→ DIRECTION
Output every line of the listing below as a JSON list of strings, one string per line, leaving out any blank lines.
==== MATERIAL SHOWN ====
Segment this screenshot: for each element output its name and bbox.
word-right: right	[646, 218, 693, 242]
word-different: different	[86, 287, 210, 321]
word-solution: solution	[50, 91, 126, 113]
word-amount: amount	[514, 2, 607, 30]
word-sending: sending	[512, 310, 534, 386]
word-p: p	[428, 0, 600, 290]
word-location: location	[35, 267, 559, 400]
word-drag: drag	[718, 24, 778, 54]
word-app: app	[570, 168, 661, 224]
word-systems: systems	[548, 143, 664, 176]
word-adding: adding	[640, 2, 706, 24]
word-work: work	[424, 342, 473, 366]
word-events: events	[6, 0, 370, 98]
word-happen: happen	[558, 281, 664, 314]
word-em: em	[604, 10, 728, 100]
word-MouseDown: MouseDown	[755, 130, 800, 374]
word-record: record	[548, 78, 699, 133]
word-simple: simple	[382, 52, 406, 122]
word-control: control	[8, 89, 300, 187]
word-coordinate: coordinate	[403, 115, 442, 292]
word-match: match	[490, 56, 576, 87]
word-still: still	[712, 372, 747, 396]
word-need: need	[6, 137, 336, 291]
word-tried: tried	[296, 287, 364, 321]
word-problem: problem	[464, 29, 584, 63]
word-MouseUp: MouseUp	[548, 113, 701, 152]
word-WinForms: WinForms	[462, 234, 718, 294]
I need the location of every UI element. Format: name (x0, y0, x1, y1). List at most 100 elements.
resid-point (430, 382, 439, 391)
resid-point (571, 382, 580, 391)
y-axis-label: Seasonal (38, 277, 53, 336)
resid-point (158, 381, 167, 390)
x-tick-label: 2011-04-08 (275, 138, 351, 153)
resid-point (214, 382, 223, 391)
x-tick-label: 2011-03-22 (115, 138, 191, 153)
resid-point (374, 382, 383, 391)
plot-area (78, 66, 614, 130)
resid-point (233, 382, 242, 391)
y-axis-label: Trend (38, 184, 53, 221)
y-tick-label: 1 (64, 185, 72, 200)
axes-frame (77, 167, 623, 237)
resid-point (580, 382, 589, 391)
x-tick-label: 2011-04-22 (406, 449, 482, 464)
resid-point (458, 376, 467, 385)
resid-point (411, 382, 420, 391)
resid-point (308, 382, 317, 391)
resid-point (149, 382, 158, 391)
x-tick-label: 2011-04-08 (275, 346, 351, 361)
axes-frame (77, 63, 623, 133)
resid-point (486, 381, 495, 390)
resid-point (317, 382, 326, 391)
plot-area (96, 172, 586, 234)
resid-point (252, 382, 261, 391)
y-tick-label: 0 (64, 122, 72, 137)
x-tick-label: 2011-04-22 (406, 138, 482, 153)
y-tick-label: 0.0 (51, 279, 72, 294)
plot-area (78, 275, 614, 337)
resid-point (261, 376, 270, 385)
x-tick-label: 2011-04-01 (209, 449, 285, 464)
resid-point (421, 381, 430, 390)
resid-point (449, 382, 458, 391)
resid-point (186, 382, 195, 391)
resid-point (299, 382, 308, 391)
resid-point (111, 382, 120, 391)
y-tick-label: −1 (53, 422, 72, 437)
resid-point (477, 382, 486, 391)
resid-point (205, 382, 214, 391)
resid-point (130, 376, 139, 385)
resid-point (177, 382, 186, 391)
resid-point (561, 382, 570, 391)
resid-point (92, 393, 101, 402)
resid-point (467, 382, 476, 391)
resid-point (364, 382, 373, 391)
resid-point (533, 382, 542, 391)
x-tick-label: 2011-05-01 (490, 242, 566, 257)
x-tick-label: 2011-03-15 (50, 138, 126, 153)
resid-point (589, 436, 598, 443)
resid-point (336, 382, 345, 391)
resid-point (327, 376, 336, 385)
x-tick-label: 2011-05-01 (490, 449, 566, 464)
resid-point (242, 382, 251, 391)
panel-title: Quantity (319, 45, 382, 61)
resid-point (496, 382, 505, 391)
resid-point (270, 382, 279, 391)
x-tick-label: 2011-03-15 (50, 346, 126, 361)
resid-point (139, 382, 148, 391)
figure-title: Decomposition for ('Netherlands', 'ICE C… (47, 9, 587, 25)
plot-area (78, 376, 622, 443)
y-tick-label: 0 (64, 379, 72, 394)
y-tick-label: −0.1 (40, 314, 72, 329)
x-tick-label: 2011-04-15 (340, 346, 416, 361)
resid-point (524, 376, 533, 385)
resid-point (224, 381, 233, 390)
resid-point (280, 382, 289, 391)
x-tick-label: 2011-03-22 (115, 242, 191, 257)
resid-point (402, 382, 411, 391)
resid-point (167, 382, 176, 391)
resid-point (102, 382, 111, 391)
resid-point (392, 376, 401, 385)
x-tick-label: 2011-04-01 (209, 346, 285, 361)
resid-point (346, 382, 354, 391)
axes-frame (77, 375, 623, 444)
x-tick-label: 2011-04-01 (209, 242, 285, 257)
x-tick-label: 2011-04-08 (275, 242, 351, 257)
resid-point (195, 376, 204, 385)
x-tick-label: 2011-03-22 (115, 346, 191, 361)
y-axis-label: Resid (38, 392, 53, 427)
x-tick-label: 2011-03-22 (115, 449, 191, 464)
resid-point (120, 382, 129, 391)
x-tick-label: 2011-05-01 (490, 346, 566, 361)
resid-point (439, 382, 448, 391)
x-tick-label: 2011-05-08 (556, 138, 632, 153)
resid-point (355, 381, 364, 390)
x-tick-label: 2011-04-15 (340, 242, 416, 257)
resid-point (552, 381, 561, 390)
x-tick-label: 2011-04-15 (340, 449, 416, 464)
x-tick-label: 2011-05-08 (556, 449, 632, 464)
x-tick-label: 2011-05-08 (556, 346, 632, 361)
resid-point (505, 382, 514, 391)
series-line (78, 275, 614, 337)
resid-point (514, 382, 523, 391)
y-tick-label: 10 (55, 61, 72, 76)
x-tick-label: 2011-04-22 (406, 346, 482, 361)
====
→ WRITTEN RESPONSE
[
  "Segment this screenshot: for each element output its name and bbox.",
  "word-right: right\t[646, 218, 693, 242]",
  "word-different: different\t[86, 287, 210, 321]",
  "word-solution: solution\t[50, 91, 126, 113]",
  "word-amount: amount\t[514, 2, 607, 30]",
  "word-sending: sending\t[512, 310, 534, 386]",
  "word-p: p\t[428, 0, 600, 290]",
  "word-location: location\t[35, 267, 559, 400]",
  "word-drag: drag\t[718, 24, 778, 54]",
  "word-app: app\t[570, 168, 661, 224]",
  "word-systems: systems\t[548, 143, 664, 176]",
  "word-adding: adding\t[640, 2, 706, 24]",
  "word-work: work\t[424, 342, 473, 366]",
  "word-events: events\t[6, 0, 370, 98]",
  "word-happen: happen\t[558, 281, 664, 314]",
  "word-em: em\t[604, 10, 728, 100]",
  "word-MouseDown: MouseDown\t[755, 130, 800, 374]",
  "word-record: record\t[548, 78, 699, 133]",
  "word-simple: simple\t[382, 52, 406, 122]",
  "word-control: control\t[8, 89, 300, 187]",
  "word-coordinate: coordinate\t[403, 115, 442, 292]",
  "word-match: match\t[490, 56, 576, 87]",
  "word-still: still\t[712, 372, 747, 396]",
  "word-need: need\t[6, 137, 336, 291]",
  "word-tried: tried\t[296, 287, 364, 321]",
  "word-problem: problem\t[464, 29, 584, 63]",
  "word-MouseUp: MouseUp\t[548, 113, 701, 152]",
  "word-WinForms: WinForms\t[462, 234, 718, 294]",
  "I need the location of every UI element. Format: name (x0, y0, x1, y1). List at most 100 elements.",
  "resid-point (430, 382, 439, 391)",
  "resid-point (571, 382, 580, 391)",
  "y-axis-label: Seasonal (38, 277, 53, 336)",
  "resid-point (158, 381, 167, 390)",
  "x-tick-label: 2011-04-08 (275, 138, 351, 153)",
  "resid-point (214, 382, 223, 391)",
  "x-tick-label: 2011-03-22 (115, 138, 191, 153)",
  "resid-point (374, 382, 383, 391)",
  "plot-area (78, 66, 614, 130)",
  "resid-point (233, 382, 242, 391)",
  "y-axis-label: Trend (38, 184, 53, 221)",
  "y-tick-label: 1 (64, 185, 72, 200)",
  "axes-frame (77, 167, 623, 237)",
  "resid-point (580, 382, 589, 391)",
  "x-tick-label: 2011-04-22 (406, 449, 482, 464)",
  "resid-point (458, 376, 467, 385)",
  "resid-point (411, 382, 420, 391)",
  "resid-point (308, 382, 317, 391)",
  "resid-point (149, 382, 158, 391)",
  "x-tick-label: 2011-04-08 (275, 346, 351, 361)",
  "axes-frame (77, 63, 623, 133)",
  "resid-point (486, 381, 495, 390)",
  "resid-point (317, 382, 326, 391)",
  "plot-area (96, 172, 586, 234)",
  "resid-point (252, 382, 261, 391)",
  "y-tick-label: 0 (64, 122, 72, 137)",
  "x-tick-label: 2011-04-22 (406, 138, 482, 153)",
  "y-tick-label: 0.0 (51, 279, 72, 294)",
  "plot-area (78, 275, 614, 337)",
  "resid-point (261, 376, 270, 385)",
  "x-tick-label: 2011-04-01 (209, 449, 285, 464)",
  "resid-point (421, 381, 430, 390)",
  "resid-point (449, 382, 458, 391)",
  "resid-point (186, 382, 195, 391)",
  "resid-point (299, 382, 308, 391)",
  "resid-point (111, 382, 120, 391)",
  "y-tick-label: −1 (53, 422, 72, 437)",
  "resid-point (477, 382, 486, 391)",
  "resid-point (205, 382, 214, 391)",
  "resid-point (130, 376, 139, 385)",
  "resid-point (177, 382, 186, 391)",
  "resid-point (561, 382, 570, 391)",
  "resid-point (92, 393, 101, 402)",
  "resid-point (467, 382, 476, 391)",
  "resid-point (364, 382, 373, 391)",
  "resid-point (533, 382, 542, 391)",
  "x-tick-label: 2011-05-01 (490, 242, 566, 257)",
  "x-tick-label: 2011-03-15 (50, 138, 126, 153)",
  "resid-point (589, 436, 598, 443)",
  "resid-point (336, 382, 345, 391)",
  "resid-point (327, 376, 336, 385)",
  "x-tick-label: 2011-05-01 (490, 449, 566, 464)",
  "resid-point (242, 382, 251, 391)",
  "panel-title: Quantity (319, 45, 382, 61)",
  "resid-point (496, 382, 505, 391)",
  "resid-point (270, 382, 279, 391)",
  "x-tick-label: 2011-03-15 (50, 346, 126, 361)",
  "resid-point (139, 382, 148, 391)",
  "figure-title: Decomposition for ('Netherlands', 'ICE C… (47, 9, 587, 25)",
  "plot-area (78, 376, 622, 443)",
  "y-tick-label: 0 (64, 379, 72, 394)",
  "y-tick-label: −0.1 (40, 314, 72, 329)",
  "x-tick-label: 2011-04-15 (340, 346, 416, 361)",
  "resid-point (524, 376, 533, 385)",
  "resid-point (224, 381, 233, 390)",
  "resid-point (280, 382, 289, 391)",
  "x-tick-label: 2011-03-22 (115, 242, 191, 257)",
  "resid-point (402, 382, 411, 391)",
  "resid-point (167, 382, 176, 391)",
  "resid-point (102, 382, 111, 391)",
  "resid-point (392, 376, 401, 385)",
  "x-tick-label: 2011-04-01 (209, 346, 285, 361)",
  "resid-point (346, 382, 354, 391)",
  "axes-frame (77, 375, 623, 444)",
  "x-tick-label: 2011-04-01 (209, 242, 285, 257)",
  "x-tick-label: 2011-04-08 (275, 242, 351, 257)",
  "resid-point (195, 376, 204, 385)",
  "x-tick-label: 2011-03-22 (115, 346, 191, 361)",
  "y-axis-label: Resid (38, 392, 53, 427)",
  "x-tick-label: 2011-03-22 (115, 449, 191, 464)",
  "resid-point (120, 382, 129, 391)",
  "x-tick-label: 2011-05-01 (490, 346, 566, 361)",
  "resid-point (439, 382, 448, 391)",
  "x-tick-label: 2011-05-08 (556, 138, 632, 153)",
  "resid-point (355, 381, 364, 390)",
  "x-tick-label: 2011-04-15 (340, 242, 416, 257)",
  "resid-point (552, 381, 561, 390)",
  "x-tick-label: 2011-04-15 (340, 449, 416, 464)",
  "x-tick-label: 2011-05-08 (556, 449, 632, 464)",
  "x-tick-label: 2011-05-08 (556, 346, 632, 361)",
  "resid-point (505, 382, 514, 391)",
  "series-line (78, 275, 614, 337)",
  "resid-point (514, 382, 523, 391)",
  "y-tick-label: 10 (55, 61, 72, 76)",
  "x-tick-label: 2011-04-22 (406, 346, 482, 361)"
]